[Items listed in a dataset]
------------------------------------------------
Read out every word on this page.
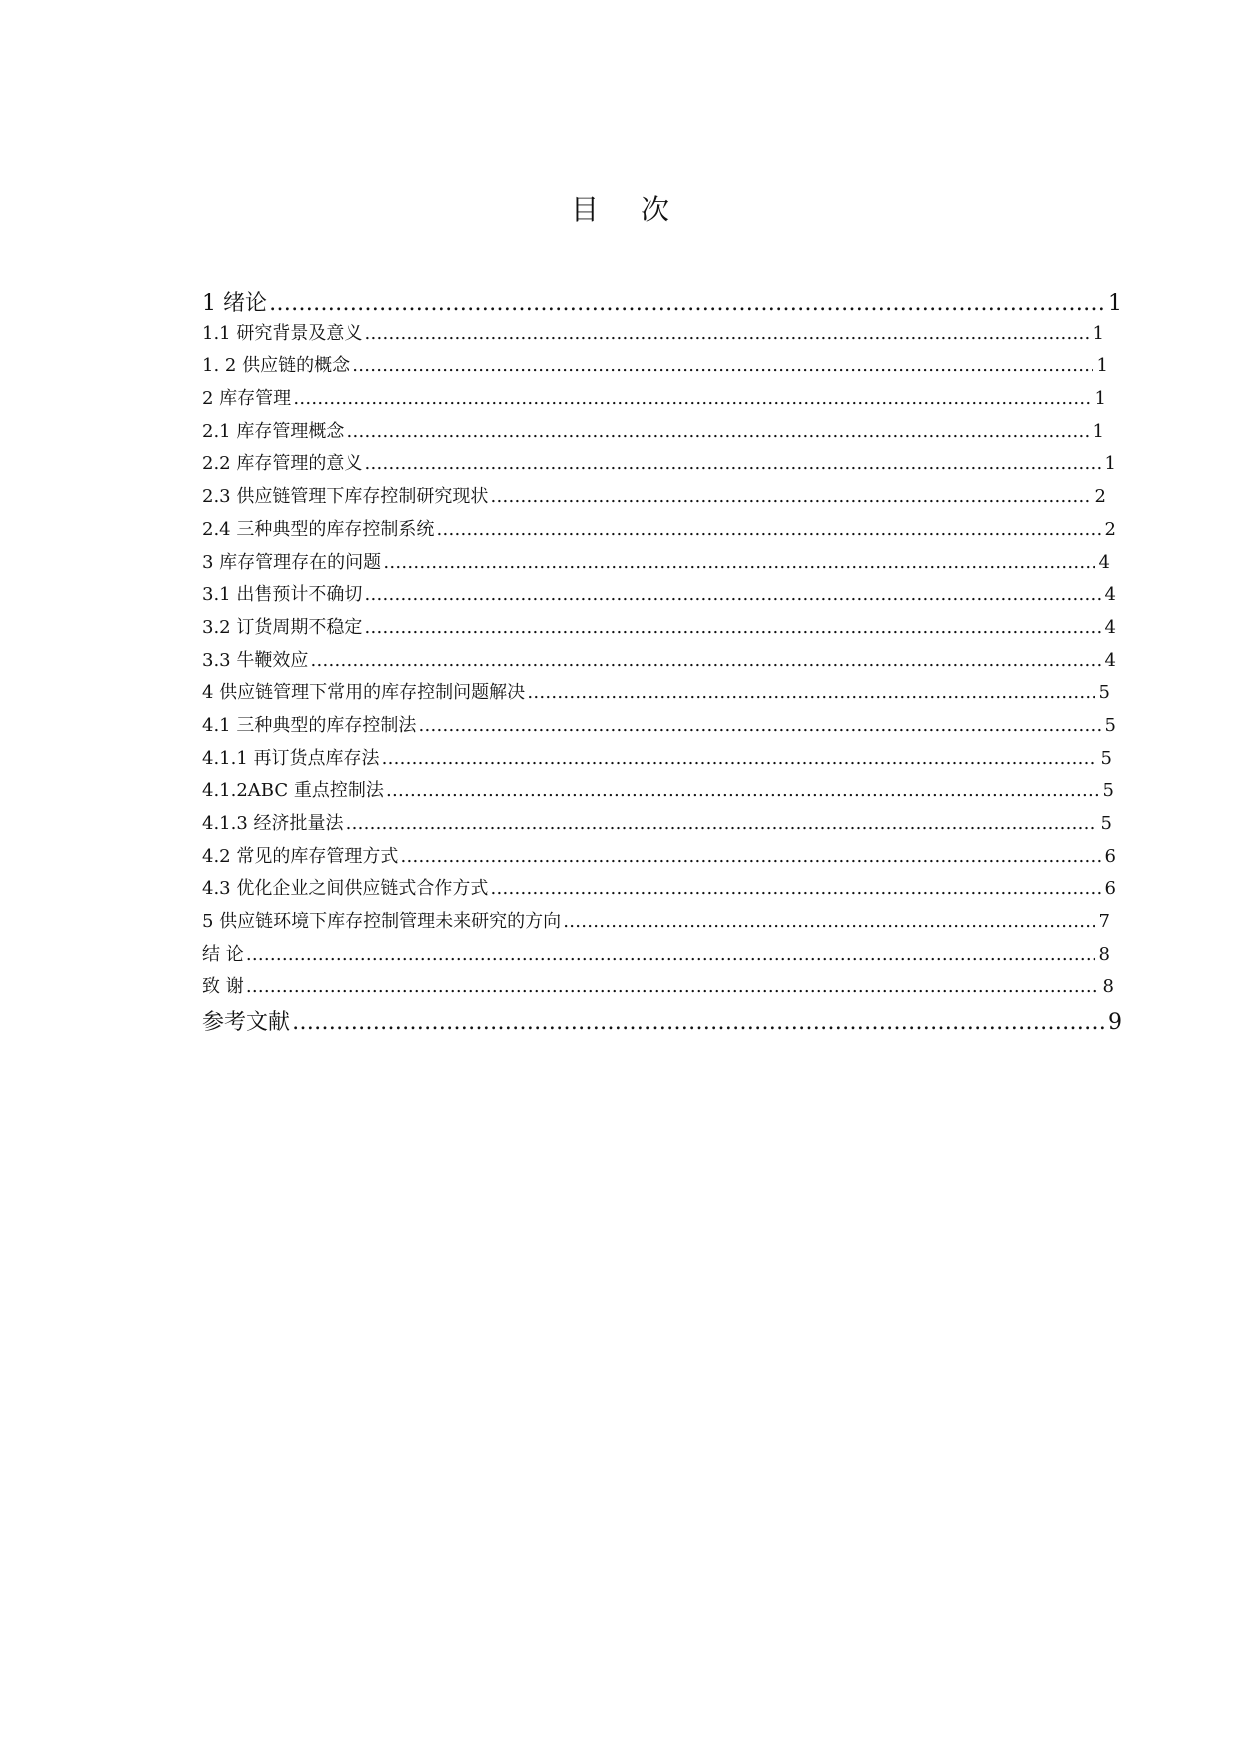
目次
1 绪论 …………………………………………………………………………………………………………………………………………………………………………………………………………………………	1
1.1 研究背景及意义 …………………………………………………………………………………………………………………………………………………………………………………………………………………………	1
1. 2 供应链的概念 …………………………………………………………………………………………………………………………………………………………………………………………………………………………	1
2 库存管理 …………………………………………………………………………………………………………………………………………………………………………………………………………………………	1
2.1 库存管理概念 …………………………………………………………………………………………………………………………………………………………………………………………………………………………	1
2.2 库存管理的意义 …………………………………………………………………………………………………………………………………………………………………………………………………………………………	1
2.3 供应链管理下库存控制研究现状 …………………………………………………………………………………………………………………………………………………………………………………………………………………………	2
2.4 三种典型的库存控制系统 …………………………………………………………………………………………………………………………………………………………………………………………………………………………	2
3 库存管理存在的问题 …………………………………………………………………………………………………………………………………………………………………………………………………………………………	4
3.1 出售预计不确切 …………………………………………………………………………………………………………………………………………………………………………………………………………………………	4
3.2 订货周期不稳定 …………………………………………………………………………………………………………………………………………………………………………………………………………………………	4
3.3 牛鞭效应 …………………………………………………………………………………………………………………………………………………………………………………………………………………………	4
4 供应链管理下常用的库存控制问题解决 …………………………………………………………………………………………………………………………………………………………………………………………………………………………	5
4.1 三种典型的库存控制法 …………………………………………………………………………………………………………………………………………………………………………………………………………………………	5
4.1.1 再订货点库存法 …………………………………………………………………………………………………………………………………………………………………………………………………………………………	5
4.1.2ABC 重点控制法 …………………………………………………………………………………………………………………………………………………………………………………………………………………………	5
4.1.3 经济批量法 …………………………………………………………………………………………………………………………………………………………………………………………………………………………	5
4.2 常见的库存管理方式 …………………………………………………………………………………………………………………………………………………………………………………………………………………………	6
4.3 优化企业之间供应链式合作方式 …………………………………………………………………………………………………………………………………………………………………………………………………………………………	6
5 供应链环境下库存控制管理未来研究的方向 …………………………………………………………………………………………………………………………………………………………………………………………………………………………	7
结 论 …………………………………………………………………………………………………………………………………………………………………………………………………………………………	8
致 谢 …………………………………………………………………………………………………………………………………………………………………………………………………………………………	8
参考文献 …………………………………………………………………………………………………………………………………………………………………………………………………………………………	9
------------------------------------------------
Repeat all of the data above word for word, minus the pictures.

Read out every word on this page.
目次
1 绪论 …………………………………………………………………………………………………………………………………………………………………………………………………………………………	1
1.1 研究背景及意义 …………………………………………………………………………………………………………………………………………………………………………………………………………………………	1
1. 2 供应链的概念 …………………………………………………………………………………………………………………………………………………………………………………………………………………………	1
2 库存管理 …………………………………………………………………………………………………………………………………………………………………………………………………………………………	1
2.1 库存管理概念 …………………………………………………………………………………………………………………………………………………………………………………………………………………………	1
2.2 库存管理的意义 …………………………………………………………………………………………………………………………………………………………………………………………………………………………	1
2.3 供应链管理下库存控制研究现状 …………………………………………………………………………………………………………………………………………………………………………………………………………………………	2
2.4 三种典型的库存控制系统 …………………………………………………………………………………………………………………………………………………………………………………………………………………………	2
3 库存管理存在的问题 …………………………………………………………………………………………………………………………………………………………………………………………………………………………	4
3.1 出售预计不确切 …………………………………………………………………………………………………………………………………………………………………………………………………………………………	4
3.2 订货周期不稳定 …………………………………………………………………………………………………………………………………………………………………………………………………………………………	4
3.3 牛鞭效应 …………………………………………………………………………………………………………………………………………………………………………………………………………………………	4
4 供应链管理下常用的库存控制问题解决 …………………………………………………………………………………………………………………………………………………………………………………………………………………………	5
4.1 三种典型的库存控制法 …………………………………………………………………………………………………………………………………………………………………………………………………………………………	5
4.1.1 再订货点库存法 …………………………………………………………………………………………………………………………………………………………………………………………………………………………	5
4.1.2ABC 重点控制法 …………………………………………………………………………………………………………………………………………………………………………………………………………………………	5
4.1.3 经济批量法 …………………………………………………………………………………………………………………………………………………………………………………………………………………………	5
4.2 常见的库存管理方式 …………………………………………………………………………………………………………………………………………………………………………………………………………………………	6
4.3 优化企业之间供应链式合作方式 …………………………………………………………………………………………………………………………………………………………………………………………………………………………	6
5 供应链环境下库存控制管理未来研究的方向 …………………………………………………………………………………………………………………………………………………………………………………………………………………………	7
结 论 …………………………………………………………………………………………………………………………………………………………………………………………………………………………	8
致 谢 …………………………………………………………………………………………………………………………………………………………………………………………………………………………	8
参考文献 …………………………………………………………………………………………………………………………………………………………………………………………………………………………	9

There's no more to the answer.